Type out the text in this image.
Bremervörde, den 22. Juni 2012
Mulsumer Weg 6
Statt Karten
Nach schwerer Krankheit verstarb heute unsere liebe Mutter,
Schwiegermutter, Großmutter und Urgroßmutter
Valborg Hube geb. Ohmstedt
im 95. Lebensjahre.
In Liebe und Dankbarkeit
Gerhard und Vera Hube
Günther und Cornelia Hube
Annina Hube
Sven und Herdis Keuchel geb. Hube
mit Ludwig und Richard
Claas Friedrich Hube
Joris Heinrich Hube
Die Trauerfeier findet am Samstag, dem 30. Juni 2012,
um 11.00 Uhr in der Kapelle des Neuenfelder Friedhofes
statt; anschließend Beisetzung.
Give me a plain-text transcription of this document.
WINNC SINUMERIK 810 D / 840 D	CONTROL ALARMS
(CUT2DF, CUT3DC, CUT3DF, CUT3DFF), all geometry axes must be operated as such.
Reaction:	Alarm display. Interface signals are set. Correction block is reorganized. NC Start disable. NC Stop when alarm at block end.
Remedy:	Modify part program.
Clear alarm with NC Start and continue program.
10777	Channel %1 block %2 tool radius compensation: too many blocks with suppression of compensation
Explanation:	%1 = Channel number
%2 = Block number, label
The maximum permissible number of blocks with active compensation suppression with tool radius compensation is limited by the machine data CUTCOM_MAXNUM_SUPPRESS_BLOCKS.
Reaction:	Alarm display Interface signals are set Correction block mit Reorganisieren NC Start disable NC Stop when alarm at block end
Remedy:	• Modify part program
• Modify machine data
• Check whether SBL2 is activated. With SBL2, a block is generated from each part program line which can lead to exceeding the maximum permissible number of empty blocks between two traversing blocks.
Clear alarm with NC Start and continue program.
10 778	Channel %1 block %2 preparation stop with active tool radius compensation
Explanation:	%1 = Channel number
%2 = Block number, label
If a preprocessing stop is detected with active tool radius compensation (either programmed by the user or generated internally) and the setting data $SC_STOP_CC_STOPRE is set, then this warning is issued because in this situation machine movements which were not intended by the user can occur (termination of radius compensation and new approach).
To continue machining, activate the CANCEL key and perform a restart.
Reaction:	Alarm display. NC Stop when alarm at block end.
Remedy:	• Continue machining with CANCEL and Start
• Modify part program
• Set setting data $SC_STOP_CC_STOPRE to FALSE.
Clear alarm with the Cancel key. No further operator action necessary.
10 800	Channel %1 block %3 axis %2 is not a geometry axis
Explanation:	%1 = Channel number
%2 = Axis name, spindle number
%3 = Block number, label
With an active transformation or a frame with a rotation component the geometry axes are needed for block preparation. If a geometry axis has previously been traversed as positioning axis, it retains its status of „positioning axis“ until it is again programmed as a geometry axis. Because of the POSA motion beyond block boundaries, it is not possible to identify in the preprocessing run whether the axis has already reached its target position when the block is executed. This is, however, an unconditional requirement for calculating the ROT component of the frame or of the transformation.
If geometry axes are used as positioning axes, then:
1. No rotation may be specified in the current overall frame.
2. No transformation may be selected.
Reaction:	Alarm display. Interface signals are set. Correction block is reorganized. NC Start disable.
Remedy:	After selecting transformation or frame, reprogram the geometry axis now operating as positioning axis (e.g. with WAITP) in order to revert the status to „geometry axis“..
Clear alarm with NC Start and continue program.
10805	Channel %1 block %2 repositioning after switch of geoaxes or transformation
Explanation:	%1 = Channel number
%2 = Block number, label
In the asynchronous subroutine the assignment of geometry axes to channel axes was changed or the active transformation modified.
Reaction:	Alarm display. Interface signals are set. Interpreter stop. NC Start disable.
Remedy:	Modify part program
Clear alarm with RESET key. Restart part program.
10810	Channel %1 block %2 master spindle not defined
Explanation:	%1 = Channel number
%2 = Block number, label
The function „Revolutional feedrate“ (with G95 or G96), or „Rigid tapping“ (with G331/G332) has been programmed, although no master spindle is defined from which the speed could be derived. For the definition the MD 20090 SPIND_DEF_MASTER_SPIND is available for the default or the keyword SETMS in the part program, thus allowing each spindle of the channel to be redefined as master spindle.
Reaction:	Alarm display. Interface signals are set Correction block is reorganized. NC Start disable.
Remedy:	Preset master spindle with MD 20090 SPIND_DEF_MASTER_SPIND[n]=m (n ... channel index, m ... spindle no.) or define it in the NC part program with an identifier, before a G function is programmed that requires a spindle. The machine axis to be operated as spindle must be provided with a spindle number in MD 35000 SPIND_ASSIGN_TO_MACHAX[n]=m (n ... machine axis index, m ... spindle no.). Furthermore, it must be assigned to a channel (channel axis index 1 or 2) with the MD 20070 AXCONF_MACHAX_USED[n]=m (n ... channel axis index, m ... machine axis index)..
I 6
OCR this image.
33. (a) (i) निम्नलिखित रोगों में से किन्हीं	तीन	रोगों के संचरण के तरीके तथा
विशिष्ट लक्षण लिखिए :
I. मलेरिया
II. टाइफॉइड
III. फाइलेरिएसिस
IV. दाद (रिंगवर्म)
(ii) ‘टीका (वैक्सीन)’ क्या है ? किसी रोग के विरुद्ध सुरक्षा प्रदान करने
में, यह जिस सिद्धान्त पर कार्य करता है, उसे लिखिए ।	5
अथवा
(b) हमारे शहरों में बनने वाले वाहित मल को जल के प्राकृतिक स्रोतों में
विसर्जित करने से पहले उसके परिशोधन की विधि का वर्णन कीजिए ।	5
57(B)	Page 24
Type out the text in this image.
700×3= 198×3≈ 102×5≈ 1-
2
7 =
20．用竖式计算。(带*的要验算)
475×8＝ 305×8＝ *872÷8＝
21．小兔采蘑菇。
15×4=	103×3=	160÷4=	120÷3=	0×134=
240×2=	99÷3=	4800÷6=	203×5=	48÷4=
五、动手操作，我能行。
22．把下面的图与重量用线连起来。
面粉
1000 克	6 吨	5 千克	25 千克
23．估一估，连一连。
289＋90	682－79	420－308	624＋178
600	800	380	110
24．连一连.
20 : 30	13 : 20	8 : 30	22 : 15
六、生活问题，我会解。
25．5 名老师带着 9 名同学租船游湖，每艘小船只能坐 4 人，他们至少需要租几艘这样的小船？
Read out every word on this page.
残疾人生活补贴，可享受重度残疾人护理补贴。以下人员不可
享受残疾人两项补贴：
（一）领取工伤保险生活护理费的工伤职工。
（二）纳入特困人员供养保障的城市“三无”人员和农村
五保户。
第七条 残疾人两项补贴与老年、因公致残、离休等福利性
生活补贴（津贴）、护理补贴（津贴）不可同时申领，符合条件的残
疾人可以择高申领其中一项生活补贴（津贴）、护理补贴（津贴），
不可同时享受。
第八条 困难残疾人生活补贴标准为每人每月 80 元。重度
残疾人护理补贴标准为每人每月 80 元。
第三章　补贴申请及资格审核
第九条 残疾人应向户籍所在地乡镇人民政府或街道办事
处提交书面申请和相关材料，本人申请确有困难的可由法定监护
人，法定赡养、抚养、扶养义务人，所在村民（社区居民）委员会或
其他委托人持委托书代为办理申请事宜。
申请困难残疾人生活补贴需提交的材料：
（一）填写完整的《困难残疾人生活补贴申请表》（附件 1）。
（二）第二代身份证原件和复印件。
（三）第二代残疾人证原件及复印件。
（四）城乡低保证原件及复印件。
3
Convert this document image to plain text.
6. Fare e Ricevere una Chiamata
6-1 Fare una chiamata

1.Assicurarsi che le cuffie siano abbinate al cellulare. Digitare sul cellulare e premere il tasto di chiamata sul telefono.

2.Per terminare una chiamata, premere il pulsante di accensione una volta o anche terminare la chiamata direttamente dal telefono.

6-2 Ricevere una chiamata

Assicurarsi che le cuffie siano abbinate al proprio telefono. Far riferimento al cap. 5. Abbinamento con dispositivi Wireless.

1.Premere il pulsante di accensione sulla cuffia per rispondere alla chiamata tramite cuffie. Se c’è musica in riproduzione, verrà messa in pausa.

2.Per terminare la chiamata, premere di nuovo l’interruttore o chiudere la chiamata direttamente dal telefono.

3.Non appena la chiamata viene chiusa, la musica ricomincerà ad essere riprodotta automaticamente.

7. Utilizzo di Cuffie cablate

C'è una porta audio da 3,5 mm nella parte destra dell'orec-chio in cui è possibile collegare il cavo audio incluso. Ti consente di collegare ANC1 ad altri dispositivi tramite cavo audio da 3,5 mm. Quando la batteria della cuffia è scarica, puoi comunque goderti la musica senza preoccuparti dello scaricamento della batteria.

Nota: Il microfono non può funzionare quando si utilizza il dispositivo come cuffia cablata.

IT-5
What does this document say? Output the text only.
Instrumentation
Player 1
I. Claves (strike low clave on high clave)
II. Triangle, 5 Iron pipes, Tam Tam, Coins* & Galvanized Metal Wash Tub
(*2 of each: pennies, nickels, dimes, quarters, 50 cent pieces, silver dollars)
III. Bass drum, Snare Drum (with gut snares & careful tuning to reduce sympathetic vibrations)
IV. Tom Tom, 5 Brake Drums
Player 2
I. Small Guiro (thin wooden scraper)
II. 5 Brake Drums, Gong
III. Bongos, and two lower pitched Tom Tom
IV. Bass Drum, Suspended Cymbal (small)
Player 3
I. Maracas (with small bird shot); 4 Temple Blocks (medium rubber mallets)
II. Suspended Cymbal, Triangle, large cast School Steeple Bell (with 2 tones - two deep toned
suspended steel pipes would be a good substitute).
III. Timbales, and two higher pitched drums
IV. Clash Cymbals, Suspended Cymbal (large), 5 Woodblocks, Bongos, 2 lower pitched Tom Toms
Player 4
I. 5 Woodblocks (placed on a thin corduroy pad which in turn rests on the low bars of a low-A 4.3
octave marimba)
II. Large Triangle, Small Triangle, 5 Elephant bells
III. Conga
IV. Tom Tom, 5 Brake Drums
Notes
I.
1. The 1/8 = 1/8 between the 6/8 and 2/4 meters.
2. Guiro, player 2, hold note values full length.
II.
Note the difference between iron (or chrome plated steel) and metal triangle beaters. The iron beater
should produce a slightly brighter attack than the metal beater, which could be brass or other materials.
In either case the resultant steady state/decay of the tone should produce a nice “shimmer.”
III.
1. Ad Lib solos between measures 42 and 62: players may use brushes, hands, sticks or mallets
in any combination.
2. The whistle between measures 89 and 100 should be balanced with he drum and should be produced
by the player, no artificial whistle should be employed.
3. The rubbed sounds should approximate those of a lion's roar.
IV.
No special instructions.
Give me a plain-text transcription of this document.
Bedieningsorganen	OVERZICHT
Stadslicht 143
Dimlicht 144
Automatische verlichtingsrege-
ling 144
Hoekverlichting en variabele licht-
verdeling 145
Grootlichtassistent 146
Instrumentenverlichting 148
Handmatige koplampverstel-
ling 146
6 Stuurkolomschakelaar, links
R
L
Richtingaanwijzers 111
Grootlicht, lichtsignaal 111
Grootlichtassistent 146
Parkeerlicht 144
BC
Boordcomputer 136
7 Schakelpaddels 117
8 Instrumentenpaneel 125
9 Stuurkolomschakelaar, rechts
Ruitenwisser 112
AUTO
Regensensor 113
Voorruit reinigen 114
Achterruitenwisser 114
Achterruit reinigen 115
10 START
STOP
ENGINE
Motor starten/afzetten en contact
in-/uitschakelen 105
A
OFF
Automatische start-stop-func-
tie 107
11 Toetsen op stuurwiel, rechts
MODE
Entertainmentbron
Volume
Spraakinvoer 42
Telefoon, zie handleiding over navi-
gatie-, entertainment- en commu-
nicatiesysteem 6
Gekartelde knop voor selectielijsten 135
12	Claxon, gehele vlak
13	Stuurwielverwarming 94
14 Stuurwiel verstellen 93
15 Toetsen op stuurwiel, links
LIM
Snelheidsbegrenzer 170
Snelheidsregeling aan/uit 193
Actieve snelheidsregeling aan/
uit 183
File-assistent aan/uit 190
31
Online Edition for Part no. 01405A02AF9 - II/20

:::::

DO THIS.
Identify each line containing the string "pulsante" and copy it out.

RESULT OF THE TASK.
2.Per terminare una chiamata, premere il pulsante di accensione una volta o anche terminare la chiamata direttamente dal telefono.
1.Premere il pulsante di accensione sulla cuffia per rispondere alla chiamata tramite cuffie. Se c’è musica in riproduzione, verrà messa in pausa.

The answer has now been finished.